=== Request ===
Only lines with the string "участков" matter here; gather them from the material below.

=== Record extracts ===
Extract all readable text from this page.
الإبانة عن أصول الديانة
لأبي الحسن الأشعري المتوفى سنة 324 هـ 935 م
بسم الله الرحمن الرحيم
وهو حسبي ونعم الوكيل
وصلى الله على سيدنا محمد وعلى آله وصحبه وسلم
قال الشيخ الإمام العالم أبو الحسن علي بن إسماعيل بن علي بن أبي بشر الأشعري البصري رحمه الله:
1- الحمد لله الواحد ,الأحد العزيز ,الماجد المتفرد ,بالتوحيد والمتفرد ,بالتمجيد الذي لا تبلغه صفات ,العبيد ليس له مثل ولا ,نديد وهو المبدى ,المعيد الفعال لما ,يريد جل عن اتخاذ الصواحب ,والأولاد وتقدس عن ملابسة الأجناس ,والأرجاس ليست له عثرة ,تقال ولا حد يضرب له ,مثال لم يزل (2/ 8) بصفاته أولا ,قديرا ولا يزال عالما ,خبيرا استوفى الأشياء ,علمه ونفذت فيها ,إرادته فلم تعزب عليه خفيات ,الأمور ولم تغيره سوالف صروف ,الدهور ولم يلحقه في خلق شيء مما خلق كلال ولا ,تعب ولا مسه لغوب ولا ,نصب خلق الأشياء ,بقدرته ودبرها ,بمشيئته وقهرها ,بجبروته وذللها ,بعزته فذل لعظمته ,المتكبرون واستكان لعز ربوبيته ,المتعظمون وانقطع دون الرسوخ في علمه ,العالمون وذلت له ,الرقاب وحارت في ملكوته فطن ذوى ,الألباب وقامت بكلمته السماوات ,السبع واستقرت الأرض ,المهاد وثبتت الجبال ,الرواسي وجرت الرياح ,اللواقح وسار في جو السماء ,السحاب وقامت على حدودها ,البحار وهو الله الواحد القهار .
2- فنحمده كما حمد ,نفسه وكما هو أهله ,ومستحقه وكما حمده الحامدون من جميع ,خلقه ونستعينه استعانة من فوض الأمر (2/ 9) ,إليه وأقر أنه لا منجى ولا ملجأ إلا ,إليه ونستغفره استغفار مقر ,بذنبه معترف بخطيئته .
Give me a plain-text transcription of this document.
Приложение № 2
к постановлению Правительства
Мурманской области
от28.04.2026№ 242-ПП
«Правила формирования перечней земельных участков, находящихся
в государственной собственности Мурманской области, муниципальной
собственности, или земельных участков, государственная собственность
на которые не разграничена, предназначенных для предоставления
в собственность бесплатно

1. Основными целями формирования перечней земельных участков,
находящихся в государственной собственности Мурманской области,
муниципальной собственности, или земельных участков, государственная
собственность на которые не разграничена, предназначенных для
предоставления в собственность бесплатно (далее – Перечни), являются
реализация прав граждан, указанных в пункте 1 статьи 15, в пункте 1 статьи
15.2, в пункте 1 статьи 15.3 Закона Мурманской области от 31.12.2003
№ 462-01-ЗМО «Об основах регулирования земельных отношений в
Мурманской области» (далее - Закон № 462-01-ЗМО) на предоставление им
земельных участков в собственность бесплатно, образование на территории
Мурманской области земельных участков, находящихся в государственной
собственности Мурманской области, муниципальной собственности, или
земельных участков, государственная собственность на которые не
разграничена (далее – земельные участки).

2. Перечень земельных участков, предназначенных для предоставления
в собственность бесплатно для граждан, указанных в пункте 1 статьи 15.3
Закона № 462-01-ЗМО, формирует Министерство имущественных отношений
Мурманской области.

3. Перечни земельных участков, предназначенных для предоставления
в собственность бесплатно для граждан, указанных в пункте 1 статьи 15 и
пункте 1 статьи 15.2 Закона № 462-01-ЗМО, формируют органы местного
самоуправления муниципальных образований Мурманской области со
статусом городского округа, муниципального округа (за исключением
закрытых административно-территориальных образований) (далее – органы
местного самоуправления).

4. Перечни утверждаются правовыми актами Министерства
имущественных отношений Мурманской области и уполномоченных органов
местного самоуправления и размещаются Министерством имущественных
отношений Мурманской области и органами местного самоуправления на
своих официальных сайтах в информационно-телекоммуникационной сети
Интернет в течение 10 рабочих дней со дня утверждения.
--
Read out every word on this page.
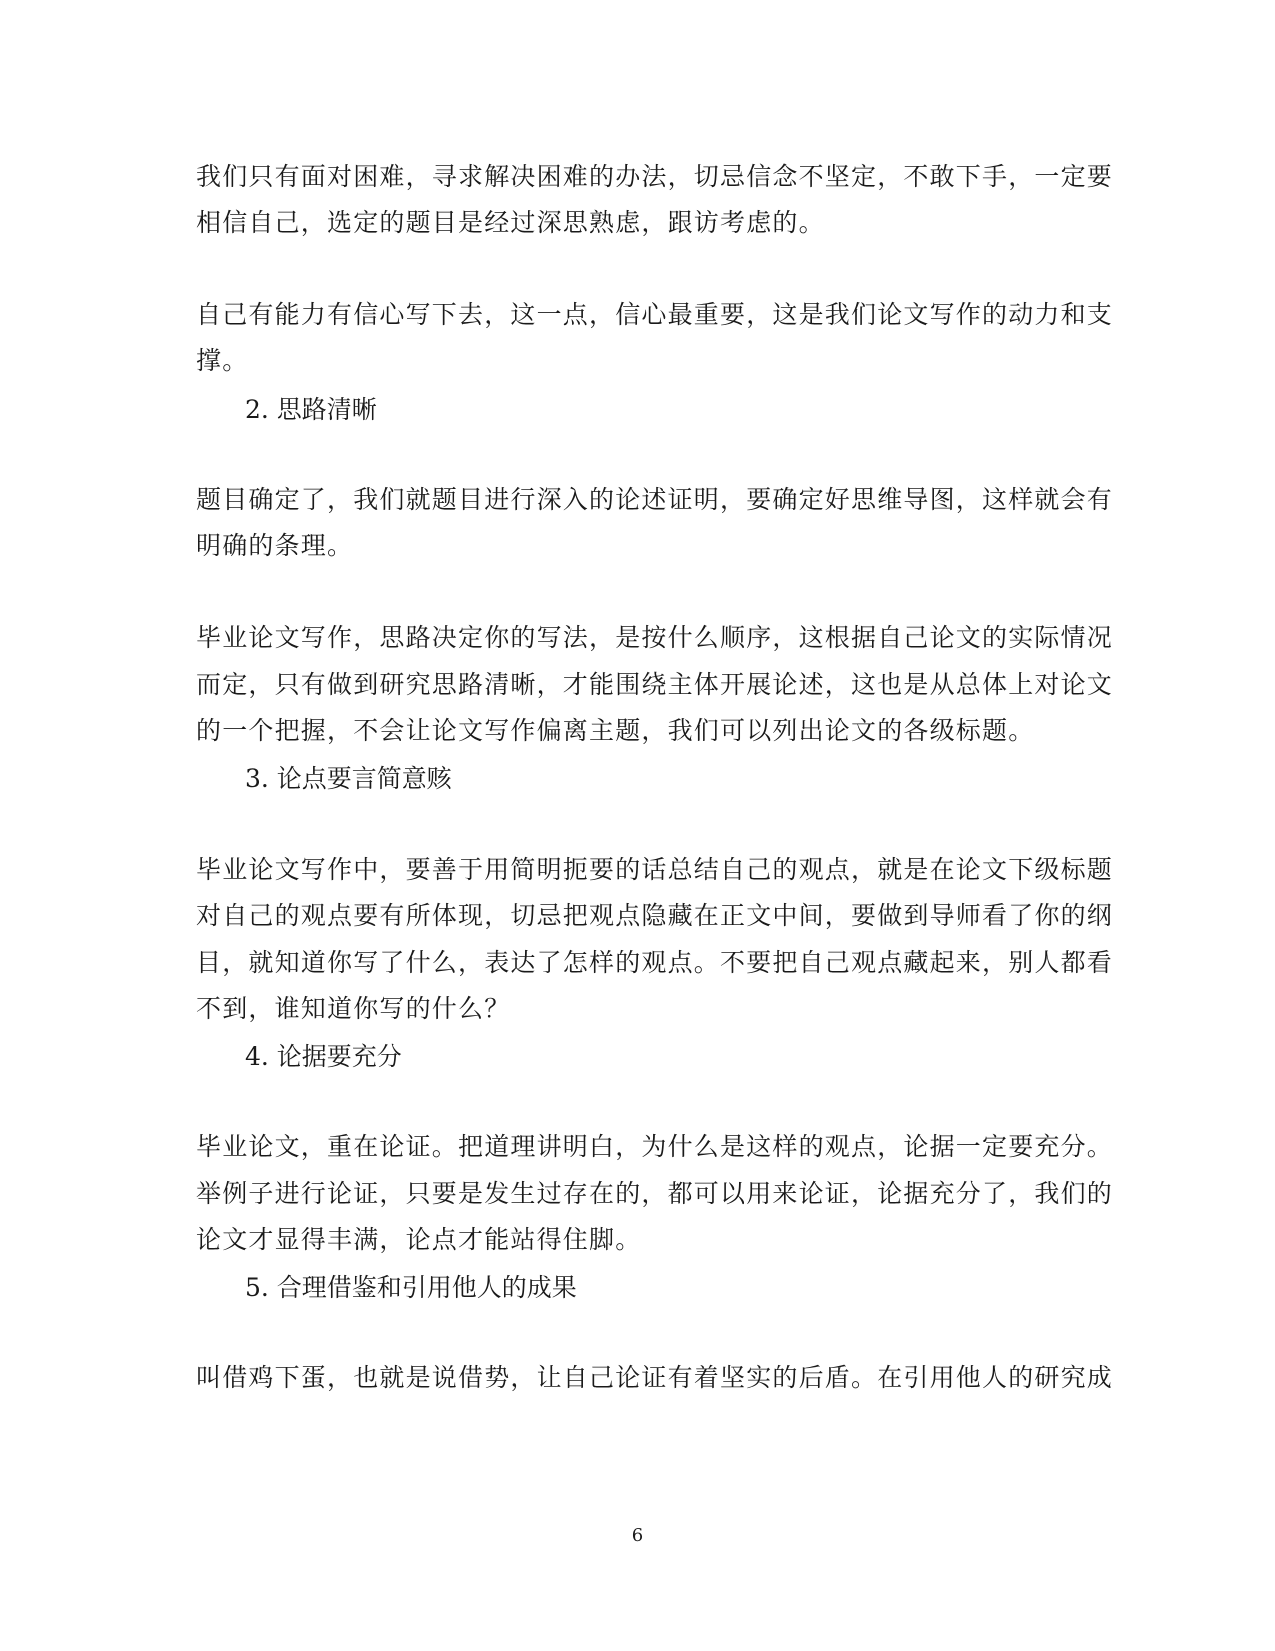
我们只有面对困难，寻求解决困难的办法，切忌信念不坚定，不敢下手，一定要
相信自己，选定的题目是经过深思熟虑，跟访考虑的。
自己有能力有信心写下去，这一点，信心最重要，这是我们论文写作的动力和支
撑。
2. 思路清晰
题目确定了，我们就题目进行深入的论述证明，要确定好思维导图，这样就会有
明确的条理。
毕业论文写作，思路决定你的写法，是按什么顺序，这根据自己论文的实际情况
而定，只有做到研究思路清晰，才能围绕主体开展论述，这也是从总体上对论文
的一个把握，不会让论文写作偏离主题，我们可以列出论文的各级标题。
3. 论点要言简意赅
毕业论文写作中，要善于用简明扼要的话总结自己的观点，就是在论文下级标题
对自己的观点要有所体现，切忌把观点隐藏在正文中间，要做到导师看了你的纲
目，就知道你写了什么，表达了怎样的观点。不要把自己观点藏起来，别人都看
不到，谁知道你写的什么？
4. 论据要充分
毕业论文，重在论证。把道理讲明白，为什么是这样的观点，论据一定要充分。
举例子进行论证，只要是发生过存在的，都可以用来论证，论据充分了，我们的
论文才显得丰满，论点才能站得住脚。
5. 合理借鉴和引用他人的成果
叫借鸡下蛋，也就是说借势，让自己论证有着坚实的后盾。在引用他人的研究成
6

=== Reply to the exercise ===
«Правила формирования перечней земельных участков, находящихся
собственности, или земельных участков, государственная собственность
1. Основными целями формирования перечней земельных участков,
муниципальной собственности, или земельных участков, государственная
земельных участков в собственность бесплатно, образование на территории
Мурманской области земельных участков, находящихся в государственной
земельных участков, государственная собственность на которые не
2. Перечень земельных участков, предназначенных для предоставления
3. Перечни земельных участков, предназначенных для предоставления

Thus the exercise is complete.